+++ SUPPLIED MATERIAL +++

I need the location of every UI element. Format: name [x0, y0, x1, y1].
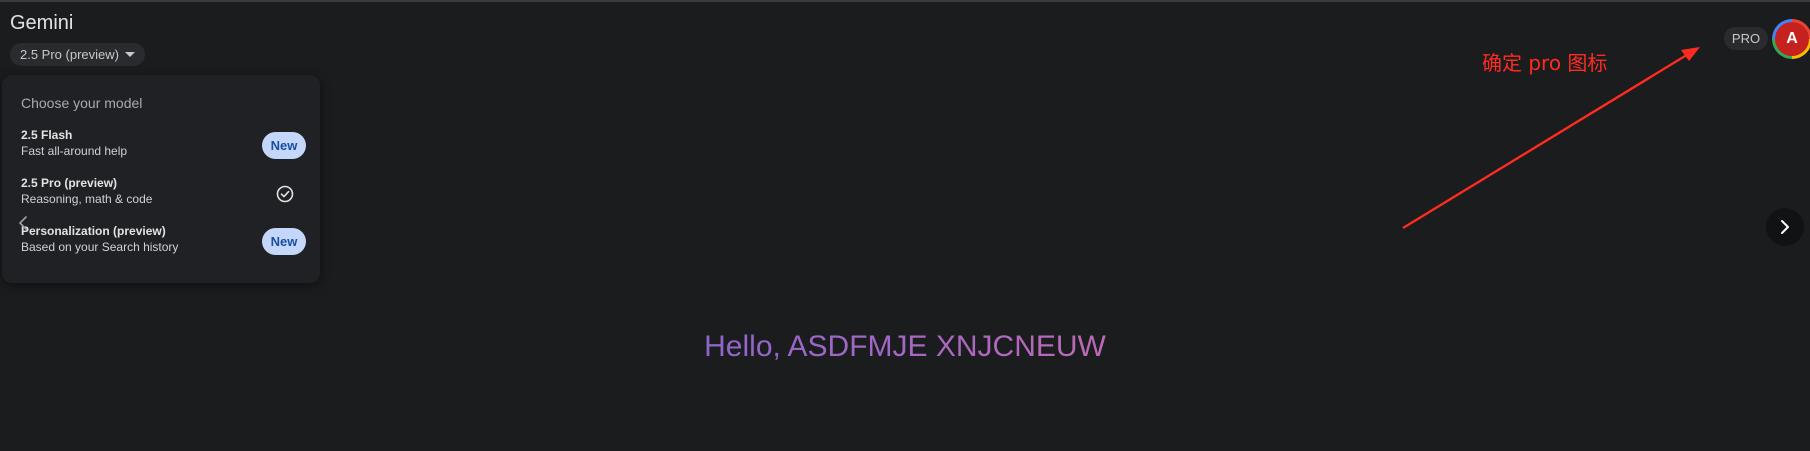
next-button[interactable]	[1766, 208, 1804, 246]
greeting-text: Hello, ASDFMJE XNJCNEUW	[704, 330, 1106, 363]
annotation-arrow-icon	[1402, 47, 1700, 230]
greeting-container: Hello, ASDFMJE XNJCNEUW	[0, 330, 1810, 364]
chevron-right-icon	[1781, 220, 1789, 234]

+++
+++ SUPPLIED MATERIAL +++

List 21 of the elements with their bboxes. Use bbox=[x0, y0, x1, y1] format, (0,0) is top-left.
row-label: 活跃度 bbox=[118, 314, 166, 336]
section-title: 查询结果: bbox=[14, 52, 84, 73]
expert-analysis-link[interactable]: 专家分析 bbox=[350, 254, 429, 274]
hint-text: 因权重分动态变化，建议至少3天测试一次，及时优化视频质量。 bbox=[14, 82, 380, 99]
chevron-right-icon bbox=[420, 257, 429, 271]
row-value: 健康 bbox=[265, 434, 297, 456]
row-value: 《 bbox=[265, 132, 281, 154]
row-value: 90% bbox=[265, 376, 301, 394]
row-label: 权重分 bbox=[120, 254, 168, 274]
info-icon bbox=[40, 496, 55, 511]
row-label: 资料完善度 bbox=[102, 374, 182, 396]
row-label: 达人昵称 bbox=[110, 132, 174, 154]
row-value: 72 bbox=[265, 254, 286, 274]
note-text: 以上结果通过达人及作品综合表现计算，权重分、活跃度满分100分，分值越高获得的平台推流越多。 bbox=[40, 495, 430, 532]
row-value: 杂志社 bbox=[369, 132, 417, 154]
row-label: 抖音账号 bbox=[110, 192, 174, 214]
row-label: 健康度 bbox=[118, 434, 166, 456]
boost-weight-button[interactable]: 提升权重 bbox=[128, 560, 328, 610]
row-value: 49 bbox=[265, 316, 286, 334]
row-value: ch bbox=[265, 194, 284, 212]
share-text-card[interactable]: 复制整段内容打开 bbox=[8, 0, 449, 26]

+++

WHAT TO WORK ON.
Return each line of the stored records above that contains the string "text".

SOLUTION TO THE EXERCISE.
greeting-text: Hello, ASDFMJE XNJCNEUW	[704, 330, 1106, 363]
hint-text: 因权重分动态变化，建议至少3天测试一次，及时优化视频质量。 bbox=[14, 82, 380, 99]
note-text: 以上结果通过达人及作品综合表现计算，权重分、活跃度满分100分，分值越高获得的平台推流越多。 bbox=[40, 495, 430, 532]
share-text-card[interactable]: 复制整段内容打开 bbox=[8, 0, 449, 26]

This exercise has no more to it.